» **Task objective**
How many of the lines below contain "JSON"? Answer with that number alone.

» **Data for this task**
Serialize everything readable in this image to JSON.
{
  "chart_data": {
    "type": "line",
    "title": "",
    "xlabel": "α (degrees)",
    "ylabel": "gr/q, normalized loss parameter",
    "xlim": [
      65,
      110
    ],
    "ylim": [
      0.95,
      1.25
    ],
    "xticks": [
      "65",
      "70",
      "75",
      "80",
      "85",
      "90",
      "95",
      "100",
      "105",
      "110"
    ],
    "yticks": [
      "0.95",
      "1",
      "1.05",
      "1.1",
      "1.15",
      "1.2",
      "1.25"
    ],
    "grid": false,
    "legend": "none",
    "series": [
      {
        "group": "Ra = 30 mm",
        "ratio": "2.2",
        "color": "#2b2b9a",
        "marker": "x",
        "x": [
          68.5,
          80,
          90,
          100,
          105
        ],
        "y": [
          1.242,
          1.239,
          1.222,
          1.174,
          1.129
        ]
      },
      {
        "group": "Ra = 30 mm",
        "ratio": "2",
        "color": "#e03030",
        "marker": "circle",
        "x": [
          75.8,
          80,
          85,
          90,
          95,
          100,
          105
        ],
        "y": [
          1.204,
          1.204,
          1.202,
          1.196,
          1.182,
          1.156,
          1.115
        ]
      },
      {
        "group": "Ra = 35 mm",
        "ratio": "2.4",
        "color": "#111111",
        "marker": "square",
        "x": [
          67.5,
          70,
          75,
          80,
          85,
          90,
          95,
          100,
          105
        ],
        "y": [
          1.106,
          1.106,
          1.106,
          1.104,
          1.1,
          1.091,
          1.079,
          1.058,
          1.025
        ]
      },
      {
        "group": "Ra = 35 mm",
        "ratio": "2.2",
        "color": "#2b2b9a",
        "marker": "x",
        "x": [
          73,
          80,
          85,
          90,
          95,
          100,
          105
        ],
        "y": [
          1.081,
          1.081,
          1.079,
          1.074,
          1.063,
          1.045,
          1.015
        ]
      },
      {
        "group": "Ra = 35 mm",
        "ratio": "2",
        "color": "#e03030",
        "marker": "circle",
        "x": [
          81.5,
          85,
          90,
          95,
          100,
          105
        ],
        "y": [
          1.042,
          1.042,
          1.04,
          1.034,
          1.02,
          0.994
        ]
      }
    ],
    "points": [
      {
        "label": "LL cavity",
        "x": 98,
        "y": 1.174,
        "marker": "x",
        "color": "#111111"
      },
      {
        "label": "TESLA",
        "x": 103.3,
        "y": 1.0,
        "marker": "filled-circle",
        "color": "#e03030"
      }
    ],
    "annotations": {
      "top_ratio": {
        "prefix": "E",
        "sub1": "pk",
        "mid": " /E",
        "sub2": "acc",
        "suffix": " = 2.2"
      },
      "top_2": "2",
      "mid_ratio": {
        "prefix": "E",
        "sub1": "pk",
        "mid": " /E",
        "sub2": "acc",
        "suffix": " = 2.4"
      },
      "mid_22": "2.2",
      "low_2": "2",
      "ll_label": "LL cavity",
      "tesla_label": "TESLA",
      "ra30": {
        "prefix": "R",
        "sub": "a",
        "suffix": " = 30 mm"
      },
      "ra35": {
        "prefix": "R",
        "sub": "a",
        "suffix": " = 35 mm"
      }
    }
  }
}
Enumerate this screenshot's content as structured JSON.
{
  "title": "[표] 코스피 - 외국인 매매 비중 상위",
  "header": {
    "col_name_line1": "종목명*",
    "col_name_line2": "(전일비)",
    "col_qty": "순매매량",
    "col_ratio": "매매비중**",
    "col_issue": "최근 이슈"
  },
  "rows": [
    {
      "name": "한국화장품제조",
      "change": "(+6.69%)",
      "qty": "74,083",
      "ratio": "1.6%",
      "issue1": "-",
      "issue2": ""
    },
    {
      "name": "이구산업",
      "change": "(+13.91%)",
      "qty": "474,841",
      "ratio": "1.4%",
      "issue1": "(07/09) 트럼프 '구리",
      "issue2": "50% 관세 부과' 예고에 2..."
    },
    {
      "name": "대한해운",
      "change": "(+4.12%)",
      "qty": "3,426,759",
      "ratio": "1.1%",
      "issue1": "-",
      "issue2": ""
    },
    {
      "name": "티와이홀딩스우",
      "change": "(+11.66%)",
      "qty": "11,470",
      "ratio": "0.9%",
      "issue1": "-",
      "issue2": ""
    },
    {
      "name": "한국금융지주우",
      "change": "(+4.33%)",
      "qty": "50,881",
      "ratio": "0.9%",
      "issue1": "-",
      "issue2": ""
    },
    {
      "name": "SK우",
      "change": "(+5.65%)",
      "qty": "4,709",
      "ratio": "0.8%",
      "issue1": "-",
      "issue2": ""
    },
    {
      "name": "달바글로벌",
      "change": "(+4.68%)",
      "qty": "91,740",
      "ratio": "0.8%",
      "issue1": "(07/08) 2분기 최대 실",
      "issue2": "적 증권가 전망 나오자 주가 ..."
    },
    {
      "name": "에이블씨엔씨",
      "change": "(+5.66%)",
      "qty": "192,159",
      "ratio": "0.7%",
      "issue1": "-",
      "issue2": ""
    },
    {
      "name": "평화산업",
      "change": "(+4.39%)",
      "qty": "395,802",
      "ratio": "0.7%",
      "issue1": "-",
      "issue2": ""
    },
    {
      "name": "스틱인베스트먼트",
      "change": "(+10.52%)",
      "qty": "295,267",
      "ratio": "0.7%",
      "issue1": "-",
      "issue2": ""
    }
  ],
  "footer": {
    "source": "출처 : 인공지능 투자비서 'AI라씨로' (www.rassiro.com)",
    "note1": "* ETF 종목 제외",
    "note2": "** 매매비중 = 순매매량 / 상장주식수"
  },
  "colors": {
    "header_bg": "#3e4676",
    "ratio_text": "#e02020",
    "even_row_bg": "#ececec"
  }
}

» **Final answer**
2